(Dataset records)
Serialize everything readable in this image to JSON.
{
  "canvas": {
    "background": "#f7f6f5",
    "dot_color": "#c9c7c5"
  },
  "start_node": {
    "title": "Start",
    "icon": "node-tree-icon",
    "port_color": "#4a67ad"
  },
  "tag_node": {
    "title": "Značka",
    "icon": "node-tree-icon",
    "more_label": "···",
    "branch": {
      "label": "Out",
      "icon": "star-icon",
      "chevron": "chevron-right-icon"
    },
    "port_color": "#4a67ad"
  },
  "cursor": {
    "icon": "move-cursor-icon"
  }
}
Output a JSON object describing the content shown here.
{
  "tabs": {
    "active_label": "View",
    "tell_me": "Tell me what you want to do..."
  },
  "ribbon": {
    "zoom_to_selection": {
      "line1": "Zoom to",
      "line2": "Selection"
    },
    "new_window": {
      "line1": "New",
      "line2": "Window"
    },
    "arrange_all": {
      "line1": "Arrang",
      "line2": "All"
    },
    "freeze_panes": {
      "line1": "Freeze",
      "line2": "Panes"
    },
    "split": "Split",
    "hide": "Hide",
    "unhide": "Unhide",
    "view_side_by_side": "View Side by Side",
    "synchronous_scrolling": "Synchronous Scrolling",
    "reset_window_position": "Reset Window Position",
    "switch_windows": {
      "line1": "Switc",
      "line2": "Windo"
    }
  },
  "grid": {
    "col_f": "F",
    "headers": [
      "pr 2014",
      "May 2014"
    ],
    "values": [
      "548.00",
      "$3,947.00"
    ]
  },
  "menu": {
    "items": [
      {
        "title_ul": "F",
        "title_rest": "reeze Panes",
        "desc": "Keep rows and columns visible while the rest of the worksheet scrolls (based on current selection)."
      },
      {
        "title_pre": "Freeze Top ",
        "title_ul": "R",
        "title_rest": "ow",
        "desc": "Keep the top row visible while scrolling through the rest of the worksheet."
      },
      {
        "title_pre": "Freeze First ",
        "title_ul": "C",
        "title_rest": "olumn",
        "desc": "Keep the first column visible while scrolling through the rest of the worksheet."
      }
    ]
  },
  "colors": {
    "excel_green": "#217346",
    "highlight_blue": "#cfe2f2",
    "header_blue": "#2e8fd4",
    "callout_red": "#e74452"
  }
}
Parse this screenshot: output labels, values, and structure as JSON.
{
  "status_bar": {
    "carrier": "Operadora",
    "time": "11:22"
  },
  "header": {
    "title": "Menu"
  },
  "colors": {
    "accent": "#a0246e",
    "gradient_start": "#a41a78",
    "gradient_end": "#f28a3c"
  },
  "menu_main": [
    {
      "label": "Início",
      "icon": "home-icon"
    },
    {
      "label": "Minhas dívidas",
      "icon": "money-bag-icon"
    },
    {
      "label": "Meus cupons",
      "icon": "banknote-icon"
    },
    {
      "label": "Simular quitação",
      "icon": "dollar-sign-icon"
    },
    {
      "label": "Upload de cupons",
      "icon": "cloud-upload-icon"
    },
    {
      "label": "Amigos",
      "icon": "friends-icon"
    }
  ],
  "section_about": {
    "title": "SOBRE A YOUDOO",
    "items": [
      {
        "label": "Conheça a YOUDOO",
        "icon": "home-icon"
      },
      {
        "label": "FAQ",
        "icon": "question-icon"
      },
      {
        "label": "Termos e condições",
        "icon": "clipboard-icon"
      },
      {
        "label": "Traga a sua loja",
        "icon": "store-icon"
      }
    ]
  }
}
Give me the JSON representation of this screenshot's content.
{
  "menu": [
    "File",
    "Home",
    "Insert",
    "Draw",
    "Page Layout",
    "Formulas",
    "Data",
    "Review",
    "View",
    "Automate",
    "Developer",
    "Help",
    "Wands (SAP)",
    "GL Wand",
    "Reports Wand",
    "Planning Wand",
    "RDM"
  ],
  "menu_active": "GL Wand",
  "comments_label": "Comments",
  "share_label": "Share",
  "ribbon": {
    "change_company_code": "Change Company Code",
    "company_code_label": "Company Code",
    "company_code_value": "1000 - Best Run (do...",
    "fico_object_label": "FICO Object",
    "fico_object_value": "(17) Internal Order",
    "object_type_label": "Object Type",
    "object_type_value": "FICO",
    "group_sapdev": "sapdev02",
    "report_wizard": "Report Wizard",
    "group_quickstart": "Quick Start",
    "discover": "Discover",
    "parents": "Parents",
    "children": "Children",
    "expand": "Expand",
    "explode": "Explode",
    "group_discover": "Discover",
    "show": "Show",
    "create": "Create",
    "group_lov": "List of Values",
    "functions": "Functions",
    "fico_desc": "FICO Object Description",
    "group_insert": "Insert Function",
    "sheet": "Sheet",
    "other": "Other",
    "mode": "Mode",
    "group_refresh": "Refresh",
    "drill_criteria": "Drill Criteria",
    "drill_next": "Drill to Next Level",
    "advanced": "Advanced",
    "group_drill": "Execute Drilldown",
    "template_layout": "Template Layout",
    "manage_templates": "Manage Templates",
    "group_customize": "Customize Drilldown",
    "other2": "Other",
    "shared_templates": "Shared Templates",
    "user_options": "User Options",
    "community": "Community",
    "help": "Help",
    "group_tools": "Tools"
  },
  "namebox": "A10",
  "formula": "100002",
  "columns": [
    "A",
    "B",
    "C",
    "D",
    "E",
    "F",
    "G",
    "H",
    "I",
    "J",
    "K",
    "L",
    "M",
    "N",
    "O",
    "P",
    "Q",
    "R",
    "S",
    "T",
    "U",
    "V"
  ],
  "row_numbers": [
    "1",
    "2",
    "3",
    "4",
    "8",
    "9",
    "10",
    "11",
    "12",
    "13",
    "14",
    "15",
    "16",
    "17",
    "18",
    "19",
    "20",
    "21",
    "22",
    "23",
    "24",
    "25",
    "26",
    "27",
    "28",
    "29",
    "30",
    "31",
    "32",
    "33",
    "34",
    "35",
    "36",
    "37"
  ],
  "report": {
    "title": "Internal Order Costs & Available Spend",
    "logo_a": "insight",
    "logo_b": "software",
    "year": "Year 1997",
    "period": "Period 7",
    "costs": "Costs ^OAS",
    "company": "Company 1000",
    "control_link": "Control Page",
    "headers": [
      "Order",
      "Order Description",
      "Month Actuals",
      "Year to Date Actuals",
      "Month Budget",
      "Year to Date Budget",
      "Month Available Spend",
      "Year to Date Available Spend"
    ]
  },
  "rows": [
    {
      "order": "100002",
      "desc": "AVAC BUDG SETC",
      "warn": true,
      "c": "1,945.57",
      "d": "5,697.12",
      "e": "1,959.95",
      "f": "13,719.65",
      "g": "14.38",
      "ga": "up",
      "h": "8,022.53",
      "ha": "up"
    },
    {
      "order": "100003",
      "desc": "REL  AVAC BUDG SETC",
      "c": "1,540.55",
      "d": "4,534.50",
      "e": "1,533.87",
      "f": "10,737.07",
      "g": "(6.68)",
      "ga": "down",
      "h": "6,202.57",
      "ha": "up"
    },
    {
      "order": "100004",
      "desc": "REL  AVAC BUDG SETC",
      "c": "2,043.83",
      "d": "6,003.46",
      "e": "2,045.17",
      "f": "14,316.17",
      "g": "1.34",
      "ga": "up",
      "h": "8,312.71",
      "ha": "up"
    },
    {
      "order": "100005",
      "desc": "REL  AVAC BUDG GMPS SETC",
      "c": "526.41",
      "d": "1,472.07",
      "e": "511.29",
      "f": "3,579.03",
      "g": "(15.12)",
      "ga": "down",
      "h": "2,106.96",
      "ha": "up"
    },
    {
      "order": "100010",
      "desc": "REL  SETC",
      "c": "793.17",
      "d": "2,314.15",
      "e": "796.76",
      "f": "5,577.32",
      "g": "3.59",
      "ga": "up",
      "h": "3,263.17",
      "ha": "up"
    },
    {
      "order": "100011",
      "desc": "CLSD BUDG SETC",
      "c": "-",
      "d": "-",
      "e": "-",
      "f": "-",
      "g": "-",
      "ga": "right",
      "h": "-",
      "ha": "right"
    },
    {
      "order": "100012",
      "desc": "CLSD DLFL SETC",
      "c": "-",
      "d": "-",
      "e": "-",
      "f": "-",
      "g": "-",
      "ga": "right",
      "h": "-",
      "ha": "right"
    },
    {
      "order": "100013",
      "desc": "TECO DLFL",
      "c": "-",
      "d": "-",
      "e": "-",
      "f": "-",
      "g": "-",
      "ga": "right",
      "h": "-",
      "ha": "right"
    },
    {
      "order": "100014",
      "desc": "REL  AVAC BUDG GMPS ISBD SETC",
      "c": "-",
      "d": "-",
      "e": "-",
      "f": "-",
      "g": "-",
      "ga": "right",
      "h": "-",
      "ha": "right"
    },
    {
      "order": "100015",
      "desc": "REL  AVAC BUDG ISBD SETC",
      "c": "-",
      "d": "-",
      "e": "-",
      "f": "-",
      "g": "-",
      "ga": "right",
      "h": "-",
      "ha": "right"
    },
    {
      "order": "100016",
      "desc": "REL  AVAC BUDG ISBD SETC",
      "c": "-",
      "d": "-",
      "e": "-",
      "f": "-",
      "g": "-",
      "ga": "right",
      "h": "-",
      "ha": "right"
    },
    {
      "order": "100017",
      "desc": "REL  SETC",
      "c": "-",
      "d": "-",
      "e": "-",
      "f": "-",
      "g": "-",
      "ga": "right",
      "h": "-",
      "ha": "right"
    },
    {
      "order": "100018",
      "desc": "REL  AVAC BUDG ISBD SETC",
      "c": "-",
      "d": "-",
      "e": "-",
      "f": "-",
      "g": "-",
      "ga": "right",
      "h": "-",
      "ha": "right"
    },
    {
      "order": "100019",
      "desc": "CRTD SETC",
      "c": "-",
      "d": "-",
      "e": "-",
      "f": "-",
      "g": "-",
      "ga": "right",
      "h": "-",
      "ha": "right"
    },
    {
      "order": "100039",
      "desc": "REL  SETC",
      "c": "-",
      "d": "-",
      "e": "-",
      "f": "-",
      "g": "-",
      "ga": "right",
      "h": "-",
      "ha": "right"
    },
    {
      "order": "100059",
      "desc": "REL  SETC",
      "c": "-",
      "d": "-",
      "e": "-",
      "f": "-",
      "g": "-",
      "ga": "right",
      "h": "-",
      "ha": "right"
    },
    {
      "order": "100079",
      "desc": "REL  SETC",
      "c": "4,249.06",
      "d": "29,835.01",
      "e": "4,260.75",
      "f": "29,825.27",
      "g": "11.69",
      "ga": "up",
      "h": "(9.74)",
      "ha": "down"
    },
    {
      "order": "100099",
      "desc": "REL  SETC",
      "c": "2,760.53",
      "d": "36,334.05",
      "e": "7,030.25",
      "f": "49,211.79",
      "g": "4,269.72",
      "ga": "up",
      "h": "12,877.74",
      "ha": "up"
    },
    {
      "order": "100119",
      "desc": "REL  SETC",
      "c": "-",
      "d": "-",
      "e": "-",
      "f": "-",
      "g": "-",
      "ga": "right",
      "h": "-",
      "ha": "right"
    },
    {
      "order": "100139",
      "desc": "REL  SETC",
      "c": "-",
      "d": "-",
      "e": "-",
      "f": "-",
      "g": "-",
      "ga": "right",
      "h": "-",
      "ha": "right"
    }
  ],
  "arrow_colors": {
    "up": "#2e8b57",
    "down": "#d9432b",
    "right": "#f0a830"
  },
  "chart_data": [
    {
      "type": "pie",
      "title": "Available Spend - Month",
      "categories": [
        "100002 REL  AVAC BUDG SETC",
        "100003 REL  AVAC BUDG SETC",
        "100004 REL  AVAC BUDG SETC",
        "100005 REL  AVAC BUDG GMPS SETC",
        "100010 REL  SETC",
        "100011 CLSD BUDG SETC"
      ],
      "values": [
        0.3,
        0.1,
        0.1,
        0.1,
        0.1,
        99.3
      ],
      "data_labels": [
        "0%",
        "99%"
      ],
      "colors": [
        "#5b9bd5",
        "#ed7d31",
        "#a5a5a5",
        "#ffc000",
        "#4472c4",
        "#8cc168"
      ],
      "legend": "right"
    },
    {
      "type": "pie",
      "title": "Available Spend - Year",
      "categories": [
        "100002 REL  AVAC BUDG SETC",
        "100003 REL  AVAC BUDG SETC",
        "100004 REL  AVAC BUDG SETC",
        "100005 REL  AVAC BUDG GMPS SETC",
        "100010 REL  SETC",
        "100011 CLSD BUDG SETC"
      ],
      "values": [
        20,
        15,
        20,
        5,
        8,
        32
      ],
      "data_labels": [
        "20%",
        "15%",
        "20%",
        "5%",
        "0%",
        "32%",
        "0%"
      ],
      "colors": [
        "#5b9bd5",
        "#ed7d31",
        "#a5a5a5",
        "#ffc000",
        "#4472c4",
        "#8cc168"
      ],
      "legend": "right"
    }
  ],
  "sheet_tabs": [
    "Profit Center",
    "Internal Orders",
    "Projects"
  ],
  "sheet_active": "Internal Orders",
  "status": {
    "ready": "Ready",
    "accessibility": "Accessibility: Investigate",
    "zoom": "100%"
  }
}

▸ What is required:
Take every line above carrying "Page" and return it.

▸ The response:
    "Page Layout",
    "control_link": "Control Page",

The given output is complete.